▶ [PROMPT]: Render the stretch of entries below that opens with the line containing "field-label: 专题： (268, 412, 301, 429)" and closes with the line containing "pencil-icon (920, 79, 930, 89)", both included, as a Markdown table with the columns No. and Line, numbering each row and leaving out blank lines.

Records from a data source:
## Start

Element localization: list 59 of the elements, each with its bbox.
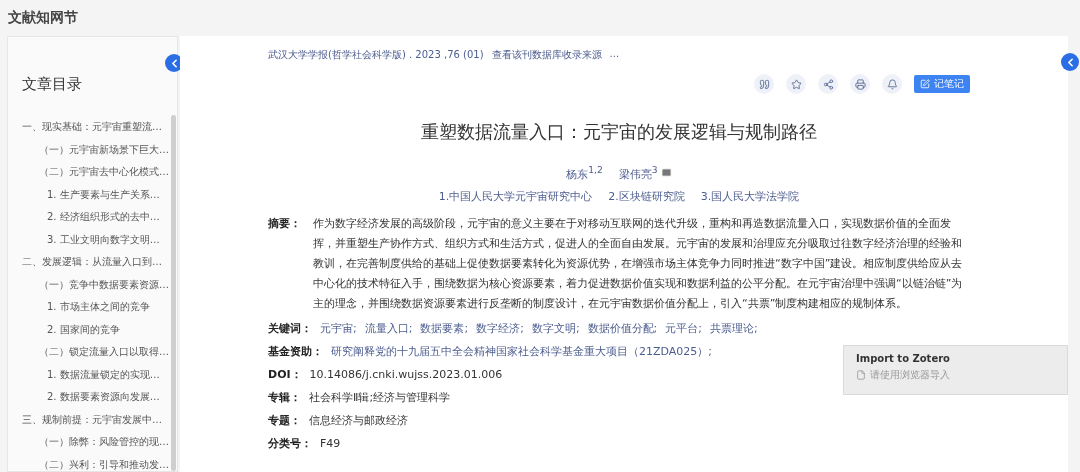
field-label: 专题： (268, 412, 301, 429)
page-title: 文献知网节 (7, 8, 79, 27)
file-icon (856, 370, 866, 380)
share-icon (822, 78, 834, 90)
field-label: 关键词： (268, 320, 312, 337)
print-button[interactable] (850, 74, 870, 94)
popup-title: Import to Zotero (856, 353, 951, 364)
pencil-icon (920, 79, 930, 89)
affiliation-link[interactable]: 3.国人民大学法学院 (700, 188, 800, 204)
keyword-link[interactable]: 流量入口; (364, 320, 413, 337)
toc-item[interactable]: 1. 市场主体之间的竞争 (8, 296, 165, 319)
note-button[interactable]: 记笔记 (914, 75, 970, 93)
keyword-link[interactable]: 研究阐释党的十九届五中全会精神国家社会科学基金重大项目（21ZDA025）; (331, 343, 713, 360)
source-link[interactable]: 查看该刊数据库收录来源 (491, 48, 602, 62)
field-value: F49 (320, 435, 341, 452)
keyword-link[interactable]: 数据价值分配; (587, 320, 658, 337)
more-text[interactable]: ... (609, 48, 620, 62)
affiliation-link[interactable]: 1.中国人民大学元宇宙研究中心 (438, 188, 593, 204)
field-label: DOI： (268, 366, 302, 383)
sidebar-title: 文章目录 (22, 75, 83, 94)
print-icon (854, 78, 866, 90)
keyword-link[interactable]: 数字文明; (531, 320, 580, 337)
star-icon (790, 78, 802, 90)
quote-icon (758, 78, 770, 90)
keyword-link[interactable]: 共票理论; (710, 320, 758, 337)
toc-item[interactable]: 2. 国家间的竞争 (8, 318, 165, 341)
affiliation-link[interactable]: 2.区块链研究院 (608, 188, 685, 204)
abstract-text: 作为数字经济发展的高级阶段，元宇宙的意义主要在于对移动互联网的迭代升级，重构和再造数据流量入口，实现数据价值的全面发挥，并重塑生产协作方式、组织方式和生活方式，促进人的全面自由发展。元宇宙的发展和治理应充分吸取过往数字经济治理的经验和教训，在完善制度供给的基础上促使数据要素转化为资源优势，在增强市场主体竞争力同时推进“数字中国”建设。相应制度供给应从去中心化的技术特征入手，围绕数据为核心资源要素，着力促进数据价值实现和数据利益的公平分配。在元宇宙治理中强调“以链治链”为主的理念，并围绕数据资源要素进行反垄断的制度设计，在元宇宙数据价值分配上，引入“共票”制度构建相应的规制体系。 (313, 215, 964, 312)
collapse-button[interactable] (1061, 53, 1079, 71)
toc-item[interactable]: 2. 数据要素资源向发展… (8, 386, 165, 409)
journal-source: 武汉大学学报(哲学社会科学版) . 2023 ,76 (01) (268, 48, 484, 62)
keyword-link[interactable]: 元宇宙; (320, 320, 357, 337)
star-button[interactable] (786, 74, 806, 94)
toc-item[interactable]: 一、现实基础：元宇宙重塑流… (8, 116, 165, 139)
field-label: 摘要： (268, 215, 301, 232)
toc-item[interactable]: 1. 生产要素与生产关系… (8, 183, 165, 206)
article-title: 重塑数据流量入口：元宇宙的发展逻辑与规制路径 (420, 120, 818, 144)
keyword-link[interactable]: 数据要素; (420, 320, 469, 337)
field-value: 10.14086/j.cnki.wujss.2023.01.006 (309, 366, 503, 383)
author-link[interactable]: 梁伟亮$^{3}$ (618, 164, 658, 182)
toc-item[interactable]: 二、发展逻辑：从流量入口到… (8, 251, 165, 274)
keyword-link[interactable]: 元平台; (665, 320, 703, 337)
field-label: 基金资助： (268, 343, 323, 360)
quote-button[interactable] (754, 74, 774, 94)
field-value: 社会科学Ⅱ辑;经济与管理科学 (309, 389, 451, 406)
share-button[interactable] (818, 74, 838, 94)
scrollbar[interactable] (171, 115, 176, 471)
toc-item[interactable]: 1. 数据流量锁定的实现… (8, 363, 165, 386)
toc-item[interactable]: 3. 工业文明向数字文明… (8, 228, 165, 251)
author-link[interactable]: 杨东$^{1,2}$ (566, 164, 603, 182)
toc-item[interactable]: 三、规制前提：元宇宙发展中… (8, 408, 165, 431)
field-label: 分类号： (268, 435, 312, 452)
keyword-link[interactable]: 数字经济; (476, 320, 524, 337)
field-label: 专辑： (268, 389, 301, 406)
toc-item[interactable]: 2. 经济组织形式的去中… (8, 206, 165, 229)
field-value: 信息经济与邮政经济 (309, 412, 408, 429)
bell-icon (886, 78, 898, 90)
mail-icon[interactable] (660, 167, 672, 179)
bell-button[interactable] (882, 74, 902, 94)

## End
## Start

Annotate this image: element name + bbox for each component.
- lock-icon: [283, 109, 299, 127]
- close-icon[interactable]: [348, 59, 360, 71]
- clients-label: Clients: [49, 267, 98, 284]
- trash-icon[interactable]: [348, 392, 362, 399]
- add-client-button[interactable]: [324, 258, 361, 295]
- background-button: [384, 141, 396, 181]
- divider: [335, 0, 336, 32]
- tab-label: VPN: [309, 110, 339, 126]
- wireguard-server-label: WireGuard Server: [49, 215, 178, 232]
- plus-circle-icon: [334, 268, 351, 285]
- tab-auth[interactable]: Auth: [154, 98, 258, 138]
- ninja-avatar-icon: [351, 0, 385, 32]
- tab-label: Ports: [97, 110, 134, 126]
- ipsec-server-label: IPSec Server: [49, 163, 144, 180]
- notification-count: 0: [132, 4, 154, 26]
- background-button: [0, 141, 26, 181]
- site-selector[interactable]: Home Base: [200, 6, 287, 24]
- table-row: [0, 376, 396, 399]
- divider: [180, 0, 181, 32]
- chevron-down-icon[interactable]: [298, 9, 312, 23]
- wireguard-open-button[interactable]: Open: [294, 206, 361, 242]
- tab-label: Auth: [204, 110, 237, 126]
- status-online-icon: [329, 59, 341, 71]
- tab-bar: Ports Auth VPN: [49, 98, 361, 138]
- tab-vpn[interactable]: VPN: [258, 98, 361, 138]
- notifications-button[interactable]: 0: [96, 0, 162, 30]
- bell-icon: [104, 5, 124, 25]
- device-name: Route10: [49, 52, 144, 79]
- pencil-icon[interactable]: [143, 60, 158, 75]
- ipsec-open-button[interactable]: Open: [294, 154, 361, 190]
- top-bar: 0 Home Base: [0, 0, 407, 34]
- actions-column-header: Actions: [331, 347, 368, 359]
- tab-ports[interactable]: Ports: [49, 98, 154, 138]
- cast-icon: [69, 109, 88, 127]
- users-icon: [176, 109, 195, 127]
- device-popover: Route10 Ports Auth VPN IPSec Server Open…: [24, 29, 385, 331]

## End

▶ [OUTPUT OF THE EXERCISE]:
| No. | Line |
|---|---|
| 1 | field-label: 专题： (268, 412, 301, 429) |
| 2 | page-title: 文献知网节 (7, 8, 79, 27) |
| 3 | file-icon (856, 370, 866, 380) |
| 4 | share-icon (822, 78, 834, 90) |
| 5 | field-label: 关键词： (268, 320, 312, 337) |
| 6 | print-button[interactable] (850, 74, 870, 94) |
| 7 | popup-title: Import to Zotero (856, 353, 951, 364) |
| 8 | pencil-icon (920, 79, 930, 89) |